■ PROBLEM TO SOLVE: Your task is to copy every record exactly.

--------------------

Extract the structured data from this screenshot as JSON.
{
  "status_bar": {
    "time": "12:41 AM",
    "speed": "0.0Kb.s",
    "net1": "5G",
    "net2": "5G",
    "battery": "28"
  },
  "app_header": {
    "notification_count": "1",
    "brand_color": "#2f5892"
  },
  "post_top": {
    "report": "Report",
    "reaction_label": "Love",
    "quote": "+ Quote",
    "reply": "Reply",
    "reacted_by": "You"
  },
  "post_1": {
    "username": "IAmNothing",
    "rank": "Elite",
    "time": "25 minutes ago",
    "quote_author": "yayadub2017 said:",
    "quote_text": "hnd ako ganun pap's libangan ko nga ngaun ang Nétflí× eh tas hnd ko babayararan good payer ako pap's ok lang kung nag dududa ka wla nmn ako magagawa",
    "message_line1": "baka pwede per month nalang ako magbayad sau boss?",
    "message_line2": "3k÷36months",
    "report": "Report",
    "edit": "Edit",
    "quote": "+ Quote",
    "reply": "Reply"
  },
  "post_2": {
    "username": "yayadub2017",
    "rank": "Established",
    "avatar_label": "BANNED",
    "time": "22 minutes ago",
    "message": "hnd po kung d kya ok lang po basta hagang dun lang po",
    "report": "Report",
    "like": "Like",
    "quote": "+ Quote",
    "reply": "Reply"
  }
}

--------------------

■ SOLVED PROBLEM:
Extract the structured data from this screenshot as JSON.
{
  "status_bar": {
    "time": "12:41 AM",
    "speed": "0.0Kb.s",
    "net1": "5G",
    "net2": "5G",
    "battery": "28"
  },
  "app_header": {
    "notification_count": "1",
    "brand_color": "#2f5892"
  },
  "post_top": {
    "report": "Report",
    "reaction_label": "Love",
    "quote": "+ Quote",
    "reply": "Reply",
    "reacted_by": "You"
  },
  "post_1": {
    "username": "IAmNothing",
    "rank": "Elite",
    "time": "25 minutes ago",
    "quote_author": "yayadub2017 said:",
    "quote_text": "hnd ako ganun pap's libangan ko nga ngaun ang Nétflí× eh tas hnd ko babayararan good payer ako pap's ok lang kung nag dududa ka wla nmn ako magagawa",
    "message_line1": "baka pwede per month nalang ako magbayad sau boss?",
    "message_line2": "3k÷36months",
    "report": "Report",
    "edit": "Edit",
    "quote": "+ Quote",
    "reply": "Reply"
  },
  "post_2": {
    "username": "yayadub2017",
    "rank": "Established",
    "avatar_label": "BANNED",
    "time": "22 minutes ago",
    "message": "hnd po kung d kya ok lang po basta hagang dun lang po",
    "report": "Report",
    "like": "Like",
    "quote": "+ Quote",
    "reply": "Reply"
  }
}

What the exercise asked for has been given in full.